EXERCISE — Tally the lines containing "group" and report the number alone.

SOURCE DATA —
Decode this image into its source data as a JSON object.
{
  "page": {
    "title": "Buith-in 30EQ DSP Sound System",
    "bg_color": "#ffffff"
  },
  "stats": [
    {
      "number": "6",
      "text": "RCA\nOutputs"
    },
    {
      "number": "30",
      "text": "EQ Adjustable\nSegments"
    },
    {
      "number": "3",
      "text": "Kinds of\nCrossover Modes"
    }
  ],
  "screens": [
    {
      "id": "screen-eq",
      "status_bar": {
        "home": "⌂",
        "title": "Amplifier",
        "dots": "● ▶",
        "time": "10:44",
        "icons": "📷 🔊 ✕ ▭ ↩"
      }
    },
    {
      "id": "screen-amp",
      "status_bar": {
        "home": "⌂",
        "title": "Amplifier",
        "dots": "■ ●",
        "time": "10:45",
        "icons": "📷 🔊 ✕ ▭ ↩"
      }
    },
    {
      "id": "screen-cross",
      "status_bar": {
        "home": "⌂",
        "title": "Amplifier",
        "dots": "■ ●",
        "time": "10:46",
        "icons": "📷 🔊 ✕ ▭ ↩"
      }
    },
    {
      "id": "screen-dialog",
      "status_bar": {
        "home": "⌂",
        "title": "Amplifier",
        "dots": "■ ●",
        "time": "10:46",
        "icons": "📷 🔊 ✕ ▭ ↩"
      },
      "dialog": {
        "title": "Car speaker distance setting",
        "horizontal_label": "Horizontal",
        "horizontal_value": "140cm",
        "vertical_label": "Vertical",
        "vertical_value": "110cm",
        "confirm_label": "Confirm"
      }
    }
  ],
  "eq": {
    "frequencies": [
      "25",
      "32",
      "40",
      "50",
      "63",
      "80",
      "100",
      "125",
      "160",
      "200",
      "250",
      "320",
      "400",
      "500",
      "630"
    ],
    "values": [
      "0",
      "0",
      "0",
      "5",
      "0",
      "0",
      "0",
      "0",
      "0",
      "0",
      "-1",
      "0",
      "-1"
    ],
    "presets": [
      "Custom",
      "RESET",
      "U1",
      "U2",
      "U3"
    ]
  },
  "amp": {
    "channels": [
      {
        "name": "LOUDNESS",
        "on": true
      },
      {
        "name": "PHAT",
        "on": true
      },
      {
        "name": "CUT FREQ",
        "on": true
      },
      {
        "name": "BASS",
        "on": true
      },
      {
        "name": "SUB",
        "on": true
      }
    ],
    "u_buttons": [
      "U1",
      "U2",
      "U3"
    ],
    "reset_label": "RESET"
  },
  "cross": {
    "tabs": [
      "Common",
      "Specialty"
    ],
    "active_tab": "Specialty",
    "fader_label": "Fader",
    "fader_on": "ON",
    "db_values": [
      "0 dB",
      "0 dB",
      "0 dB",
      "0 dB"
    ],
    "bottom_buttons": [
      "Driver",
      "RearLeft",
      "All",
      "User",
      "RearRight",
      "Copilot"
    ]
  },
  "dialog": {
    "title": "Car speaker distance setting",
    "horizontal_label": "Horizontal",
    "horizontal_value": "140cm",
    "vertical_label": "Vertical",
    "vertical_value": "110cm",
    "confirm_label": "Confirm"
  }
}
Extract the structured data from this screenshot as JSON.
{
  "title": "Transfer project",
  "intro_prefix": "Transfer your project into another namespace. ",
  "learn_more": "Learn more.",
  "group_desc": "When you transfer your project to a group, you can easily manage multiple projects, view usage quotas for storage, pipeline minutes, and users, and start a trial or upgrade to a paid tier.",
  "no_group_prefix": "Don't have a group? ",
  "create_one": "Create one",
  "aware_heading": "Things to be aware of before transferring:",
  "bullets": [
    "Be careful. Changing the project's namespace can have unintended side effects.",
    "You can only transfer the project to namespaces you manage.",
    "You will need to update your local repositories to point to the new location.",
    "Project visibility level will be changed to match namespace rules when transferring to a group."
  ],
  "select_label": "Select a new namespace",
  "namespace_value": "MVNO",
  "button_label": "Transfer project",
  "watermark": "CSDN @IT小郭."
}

WORKED SOLUTION — 3